### PROBLEM STATEMENT
Retype every entry exactly, character for character.

### RAW RECORDS
[BEGIN]
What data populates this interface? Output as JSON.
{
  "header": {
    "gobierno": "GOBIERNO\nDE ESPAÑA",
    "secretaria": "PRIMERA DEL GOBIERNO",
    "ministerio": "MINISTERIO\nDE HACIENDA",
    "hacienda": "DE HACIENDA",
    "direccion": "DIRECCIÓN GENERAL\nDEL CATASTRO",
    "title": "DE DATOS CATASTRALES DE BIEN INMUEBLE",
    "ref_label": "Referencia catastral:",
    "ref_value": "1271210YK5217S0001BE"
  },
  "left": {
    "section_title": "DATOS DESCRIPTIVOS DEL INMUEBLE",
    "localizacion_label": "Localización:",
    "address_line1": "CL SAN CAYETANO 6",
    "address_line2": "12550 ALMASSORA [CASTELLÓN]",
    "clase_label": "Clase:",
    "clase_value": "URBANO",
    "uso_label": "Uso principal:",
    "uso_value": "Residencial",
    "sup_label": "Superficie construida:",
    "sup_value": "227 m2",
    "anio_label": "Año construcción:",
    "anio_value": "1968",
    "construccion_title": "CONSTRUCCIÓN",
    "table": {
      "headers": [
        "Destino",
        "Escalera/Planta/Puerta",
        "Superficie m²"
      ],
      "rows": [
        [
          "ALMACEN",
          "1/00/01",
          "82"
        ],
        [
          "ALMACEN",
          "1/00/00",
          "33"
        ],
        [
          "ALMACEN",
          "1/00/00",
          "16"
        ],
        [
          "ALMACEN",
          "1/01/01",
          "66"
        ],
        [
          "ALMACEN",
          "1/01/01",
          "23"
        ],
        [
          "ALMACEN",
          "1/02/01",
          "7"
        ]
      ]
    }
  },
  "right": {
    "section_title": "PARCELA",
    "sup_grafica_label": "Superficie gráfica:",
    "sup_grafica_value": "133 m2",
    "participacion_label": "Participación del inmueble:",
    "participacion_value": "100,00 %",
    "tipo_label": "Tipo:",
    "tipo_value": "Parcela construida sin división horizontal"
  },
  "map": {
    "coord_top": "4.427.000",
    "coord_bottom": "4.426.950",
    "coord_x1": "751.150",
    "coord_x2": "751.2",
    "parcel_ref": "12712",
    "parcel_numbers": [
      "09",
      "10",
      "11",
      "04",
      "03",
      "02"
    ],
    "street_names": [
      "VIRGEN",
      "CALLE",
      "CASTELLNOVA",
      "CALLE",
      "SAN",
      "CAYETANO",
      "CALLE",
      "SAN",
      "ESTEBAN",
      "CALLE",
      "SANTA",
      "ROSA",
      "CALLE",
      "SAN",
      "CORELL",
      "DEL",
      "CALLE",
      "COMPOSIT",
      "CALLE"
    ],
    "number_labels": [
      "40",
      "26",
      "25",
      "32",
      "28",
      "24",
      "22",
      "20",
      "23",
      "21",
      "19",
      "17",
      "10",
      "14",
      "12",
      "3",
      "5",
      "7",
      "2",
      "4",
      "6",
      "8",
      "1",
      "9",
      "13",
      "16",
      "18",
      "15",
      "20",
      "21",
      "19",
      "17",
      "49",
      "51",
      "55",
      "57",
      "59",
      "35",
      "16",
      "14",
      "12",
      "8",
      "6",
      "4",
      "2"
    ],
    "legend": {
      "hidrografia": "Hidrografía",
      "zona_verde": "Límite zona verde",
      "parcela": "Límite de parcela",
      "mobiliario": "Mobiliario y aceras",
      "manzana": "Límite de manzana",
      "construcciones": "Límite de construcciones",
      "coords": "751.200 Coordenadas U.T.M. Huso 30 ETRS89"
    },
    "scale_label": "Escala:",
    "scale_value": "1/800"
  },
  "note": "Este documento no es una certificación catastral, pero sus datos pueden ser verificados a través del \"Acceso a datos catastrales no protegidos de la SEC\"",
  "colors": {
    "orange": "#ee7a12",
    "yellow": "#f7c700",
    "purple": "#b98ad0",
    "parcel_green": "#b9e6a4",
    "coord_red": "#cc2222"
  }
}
[END]
### TASK ANSWER
What data populates this interface? Output as JSON.
{
  "header": {
    "gobierno": "GOBIERNO\nDE ESPAÑA",
    "secretaria": "PRIMERA DEL GOBIERNO",
    "ministerio": "MINISTERIO\nDE HACIENDA",
    "hacienda": "DE HACIENDA",
    "direccion": "DIRECCIÓN GENERAL\nDEL CATASTRO",
    "title": "DE DATOS CATASTRALES DE BIEN INMUEBLE",
    "ref_label": "Referencia catastral:",
    "ref_value": "1271210YK5217S0001BE"
  },
  "left": {
    "section_title": "DATOS DESCRIPTIVOS DEL INMUEBLE",
    "localizacion_label": "Localización:",
    "address_line1": "CL SAN CAYETANO 6",
    "address_line2": "12550 ALMASSORA [CASTELLÓN]",
    "clase_label": "Clase:",
    "clase_value": "URBANO",
    "uso_label": "Uso principal:",
    "uso_value": "Residencial",
    "sup_label": "Superficie construida:",
    "sup_value": "227 m2",
    "anio_label": "Año construcción:",
    "anio_value": "1968",
    "construccion_title": "CONSTRUCCIÓN",
    "table": {
      "headers": [
        "Destino",
        "Escalera/Planta/Puerta",
        "Superficie m²"
      ],
      "rows": [
        [
          "ALMACEN",
          "1/00/01",
          "82"
        ],
        [
          "ALMACEN",
          "1/00/00",
          "33"
        ],
        [
          "ALMACEN",
          "1/00/00",
          "16"
        ],
        [
          "ALMACEN",
          "1/01/01",
          "66"
        ],
        [
          "ALMACEN",
          "1/01/01",
          "23"
        ],
        [
          "ALMACEN",
          "1/02/01",
          "7"
        ]
      ]
    }
  },
  "right": {
    "section_title": "PARCELA",
    "sup_grafica_label": "Superficie gráfica:",
    "sup_grafica_value": "133 m2",
    "participacion_label": "Participación del inmueble:",
    "participacion_value": "100,00 %",
    "tipo_label": "Tipo:",
    "tipo_value": "Parcela construida sin división horizontal"
  },
  "map": {
    "coord_top": "4.427.000",
    "coord_bottom": "4.426.950",
    "coord_x1": "751.150",
    "coord_x2": "751.2",
    "parcel_ref": "12712",
    "parcel_numbers": [
      "09",
      "10",
      "11",
      "04",
      "03",
      "02"
    ],
    "street_names": [
      "VIRGEN",
      "CALLE",
      "CASTELLNOVA",
      "CALLE",
      "SAN",
      "CAYETANO",
      "CALLE",
      "SAN",
      "ESTEBAN",
      "CALLE",
      "SANTA",
      "ROSA",
      "CALLE",
      "SAN",
      "CORELL",
      "DEL",
      "CALLE",
      "COMPOSIT",
      "CALLE"
    ],
    "number_labels": [
      "40",
      "26",
      "25",
      "32",
      "28",
      "24",
      "22",
      "20",
      "23",
      "21",
      "19",
      "17",
      "10",
      "14",
      "12",
      "3",
      "5",
      "7",
      "2",
      "4",
      "6",
      "8",
      "1",
      "9",
      "13",
      "16",
      "18",
      "15",
      "20",
      "21",
      "19",
      "17",
      "49",
      "51",
      "55",
      "57",
      "59",
      "35",
      "16",
      "14",
      "12",
      "8",
      "6",
      "4",
      "2"
    ],
    "legend": {
      "hidrografia": "Hidrografía",
      "zona_verde": "Límite zona verde",
      "parcela": "Límite de parcela",
      "mobiliario": "Mobiliario y aceras",
      "manzana": "Límite de manzana",
      "construcciones": "Límite de construcciones",
      "coords": "751.200 Coordenadas U.T.M. Huso 30 ETRS89"
    },
    "scale_label": "Escala:",
    "scale_value": "1/800"
  },
  "note": "Este documento no es una certificación catastral, pero sus datos pueden ser verificados a través del \"Acceso a datos catastrales no protegidos de la SEC\"",
  "colors": {
    "orange": "#ee7a12",
    "yellow": "#f7c700",
    "purple": "#b98ad0",
    "parcel_green": "#b9e6a4",
    "coord_red": "#cc2222"
  }
}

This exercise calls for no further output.